Assim, no decurso das suas acções de fiscalização de actividades económicas, deve proceder à apreensão dos suportes físicos autónomos de computadores (CD-ROMs, pen disks, disquetes, etc.) que contenham gravados programas informáticos objecto de contrafacção, no sentido de constituírem reprodução não autorizada ou licenciada, bem como dos próprios computadores ou outros equipamentos informáticos em relação aos quais existam fundadas suspeitas de conterem software operativo sem a necessária licença dos legítimos detentores dos direitos de autor, comunicando o facto à Polícia Judiciária, em prazo não excedente a 24 horas, e ao Ministério Público para sua validação;

Por força da competência reservada da Polícia Judiciária para a investigação dos crimes informáticos e praticados com recurso a tecnologia informática, nos quais se compreende o crime de reprodução não autorizada de programa protegido, está vedada à ASAE a pesquisa de dados informáticos armazenados em sistemas informáticos.

6. Como nota final, cumpre referir que a análise aqui empreendida quanto ao âmbito de aplicação das disposições processuais previstas no capítulo III da Lei do Cibercrime se circunscreveu aos crimes previstos neste diploma legal e, bem assim, aos crimes cometidos por meio de um sistema informático [alíneas a) e b) do n.º 1 do artigo 11.º], em cujas categorias incluímos o crime de reprodução ilegítima de programa protegido, referenciado no pedido de consulta.

Importa, entretanto, notar que a ASAE, no âmbito da investigação dos crimes cuja competência lhe esteja especificamente atribuída por lei, pode recorrer às disposições processuais previstas na Lei do Cibercrime, com fundamento no disposto no seu artigo 11.º, n.º 1, alínea c), ou seja, em relação aos quais seja necessário proceder à recolha de prova em suporte electrónico[84].

· · · · · · ·

Tarefa proposta:
No texto sobre a Lei do Cibercrime, que atividade está vedada à ASAE por força da competência reservada da Polícia Judiciária?

· · · · · · ·

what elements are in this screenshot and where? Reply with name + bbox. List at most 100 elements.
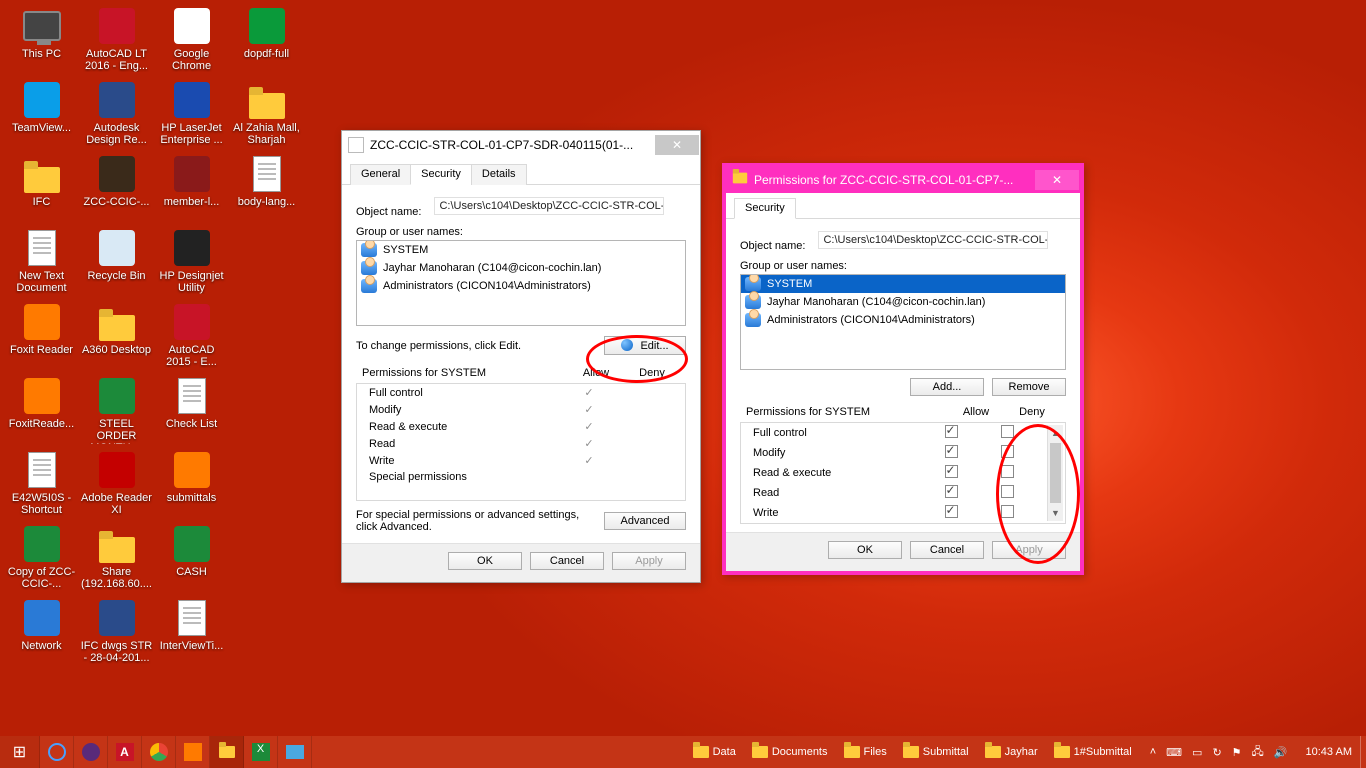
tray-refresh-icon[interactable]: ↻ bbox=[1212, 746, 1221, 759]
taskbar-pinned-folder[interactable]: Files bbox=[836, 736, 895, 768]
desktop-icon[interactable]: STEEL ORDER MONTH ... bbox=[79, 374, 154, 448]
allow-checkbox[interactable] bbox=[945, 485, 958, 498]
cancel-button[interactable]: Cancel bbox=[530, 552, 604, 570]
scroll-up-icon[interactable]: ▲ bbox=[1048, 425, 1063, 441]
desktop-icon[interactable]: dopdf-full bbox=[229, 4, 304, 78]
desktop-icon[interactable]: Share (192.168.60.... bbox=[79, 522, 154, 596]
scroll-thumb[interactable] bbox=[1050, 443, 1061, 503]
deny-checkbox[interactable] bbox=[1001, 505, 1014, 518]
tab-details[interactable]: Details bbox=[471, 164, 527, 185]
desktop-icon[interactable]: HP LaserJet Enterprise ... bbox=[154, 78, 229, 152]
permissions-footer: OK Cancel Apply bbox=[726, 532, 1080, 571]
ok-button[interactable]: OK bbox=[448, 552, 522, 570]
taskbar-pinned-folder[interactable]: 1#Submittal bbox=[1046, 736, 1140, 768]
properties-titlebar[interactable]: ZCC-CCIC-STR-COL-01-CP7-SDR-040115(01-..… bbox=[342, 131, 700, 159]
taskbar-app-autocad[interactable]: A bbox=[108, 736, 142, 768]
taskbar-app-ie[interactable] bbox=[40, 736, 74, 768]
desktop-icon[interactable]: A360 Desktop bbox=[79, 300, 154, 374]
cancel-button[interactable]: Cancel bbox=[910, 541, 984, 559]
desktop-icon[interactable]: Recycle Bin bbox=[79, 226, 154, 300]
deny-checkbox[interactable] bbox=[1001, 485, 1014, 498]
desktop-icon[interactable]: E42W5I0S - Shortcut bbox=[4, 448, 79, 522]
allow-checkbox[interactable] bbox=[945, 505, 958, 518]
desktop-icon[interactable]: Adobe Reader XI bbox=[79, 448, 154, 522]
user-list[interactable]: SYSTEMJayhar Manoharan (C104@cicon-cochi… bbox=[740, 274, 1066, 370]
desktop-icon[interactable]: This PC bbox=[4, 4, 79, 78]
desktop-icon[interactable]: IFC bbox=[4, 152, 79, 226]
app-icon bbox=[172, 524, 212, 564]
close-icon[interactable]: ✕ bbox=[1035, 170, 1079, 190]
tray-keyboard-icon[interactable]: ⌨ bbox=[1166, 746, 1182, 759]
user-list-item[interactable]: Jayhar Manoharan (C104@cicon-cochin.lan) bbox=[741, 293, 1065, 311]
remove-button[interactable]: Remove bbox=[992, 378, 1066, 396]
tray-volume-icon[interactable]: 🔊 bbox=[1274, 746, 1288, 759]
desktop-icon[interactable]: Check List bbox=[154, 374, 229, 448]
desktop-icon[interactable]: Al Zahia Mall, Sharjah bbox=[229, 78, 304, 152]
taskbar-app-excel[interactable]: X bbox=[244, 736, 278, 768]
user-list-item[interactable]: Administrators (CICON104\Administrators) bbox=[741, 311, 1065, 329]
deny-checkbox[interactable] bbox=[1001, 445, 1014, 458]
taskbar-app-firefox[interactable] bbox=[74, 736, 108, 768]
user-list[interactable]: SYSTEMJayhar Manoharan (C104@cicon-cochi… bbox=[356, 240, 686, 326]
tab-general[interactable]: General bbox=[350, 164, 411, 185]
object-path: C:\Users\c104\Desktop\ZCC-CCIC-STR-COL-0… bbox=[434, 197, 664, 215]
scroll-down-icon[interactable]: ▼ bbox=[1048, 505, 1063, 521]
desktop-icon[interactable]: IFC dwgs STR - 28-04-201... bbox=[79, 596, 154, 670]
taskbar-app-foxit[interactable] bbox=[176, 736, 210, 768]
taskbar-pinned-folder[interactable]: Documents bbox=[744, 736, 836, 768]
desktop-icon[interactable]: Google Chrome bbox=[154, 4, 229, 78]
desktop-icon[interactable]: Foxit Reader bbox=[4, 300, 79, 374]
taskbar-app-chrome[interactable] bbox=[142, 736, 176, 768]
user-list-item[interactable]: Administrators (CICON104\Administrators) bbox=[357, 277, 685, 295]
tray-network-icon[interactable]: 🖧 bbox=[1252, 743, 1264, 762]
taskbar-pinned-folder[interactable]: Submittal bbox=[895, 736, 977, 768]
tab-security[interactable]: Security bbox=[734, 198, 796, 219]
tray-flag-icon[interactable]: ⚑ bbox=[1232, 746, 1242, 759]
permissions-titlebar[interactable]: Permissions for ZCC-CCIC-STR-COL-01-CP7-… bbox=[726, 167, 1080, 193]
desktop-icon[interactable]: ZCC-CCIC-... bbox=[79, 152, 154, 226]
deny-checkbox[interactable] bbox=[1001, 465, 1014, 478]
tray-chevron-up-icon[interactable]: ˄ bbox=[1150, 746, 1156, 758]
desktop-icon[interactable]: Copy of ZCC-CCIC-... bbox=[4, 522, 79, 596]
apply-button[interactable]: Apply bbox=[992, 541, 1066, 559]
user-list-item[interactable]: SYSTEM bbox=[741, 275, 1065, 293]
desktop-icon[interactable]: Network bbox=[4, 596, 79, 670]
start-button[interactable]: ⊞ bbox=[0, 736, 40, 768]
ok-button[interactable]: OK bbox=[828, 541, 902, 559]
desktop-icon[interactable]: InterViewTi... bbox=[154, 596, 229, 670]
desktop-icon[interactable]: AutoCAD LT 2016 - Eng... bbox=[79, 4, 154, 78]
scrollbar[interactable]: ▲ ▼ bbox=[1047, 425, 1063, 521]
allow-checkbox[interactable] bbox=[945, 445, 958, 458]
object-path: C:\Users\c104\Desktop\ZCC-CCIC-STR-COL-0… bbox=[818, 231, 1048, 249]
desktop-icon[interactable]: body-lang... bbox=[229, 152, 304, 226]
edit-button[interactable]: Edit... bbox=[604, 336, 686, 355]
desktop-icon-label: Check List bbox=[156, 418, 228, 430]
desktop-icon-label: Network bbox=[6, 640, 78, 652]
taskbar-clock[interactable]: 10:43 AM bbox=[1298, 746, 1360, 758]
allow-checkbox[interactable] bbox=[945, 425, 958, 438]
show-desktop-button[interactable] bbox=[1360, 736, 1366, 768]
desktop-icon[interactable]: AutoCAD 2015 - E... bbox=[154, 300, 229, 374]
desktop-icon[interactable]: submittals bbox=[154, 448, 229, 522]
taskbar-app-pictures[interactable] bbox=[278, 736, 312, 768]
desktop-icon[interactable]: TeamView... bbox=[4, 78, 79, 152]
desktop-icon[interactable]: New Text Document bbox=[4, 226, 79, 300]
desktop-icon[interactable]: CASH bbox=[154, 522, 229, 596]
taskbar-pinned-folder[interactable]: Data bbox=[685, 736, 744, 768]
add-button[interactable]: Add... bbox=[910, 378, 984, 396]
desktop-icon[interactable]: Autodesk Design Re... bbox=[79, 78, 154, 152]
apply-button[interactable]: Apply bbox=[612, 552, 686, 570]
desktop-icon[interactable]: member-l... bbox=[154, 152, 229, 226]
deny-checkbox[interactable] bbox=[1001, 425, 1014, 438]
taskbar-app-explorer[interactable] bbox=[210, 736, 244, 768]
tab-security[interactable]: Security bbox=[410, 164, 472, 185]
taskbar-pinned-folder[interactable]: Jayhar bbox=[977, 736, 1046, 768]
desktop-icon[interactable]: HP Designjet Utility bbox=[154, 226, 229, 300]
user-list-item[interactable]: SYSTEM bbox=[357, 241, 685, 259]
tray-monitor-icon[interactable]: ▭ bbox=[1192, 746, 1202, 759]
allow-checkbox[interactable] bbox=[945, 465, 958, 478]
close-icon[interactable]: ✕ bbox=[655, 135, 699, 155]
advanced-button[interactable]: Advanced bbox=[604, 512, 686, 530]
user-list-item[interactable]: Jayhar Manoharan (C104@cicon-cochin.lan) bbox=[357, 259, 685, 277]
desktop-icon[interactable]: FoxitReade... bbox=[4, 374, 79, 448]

· · · · · · ·

A resposta:
A pesquisa de dados informáticos armazenados em sistemas informáticos.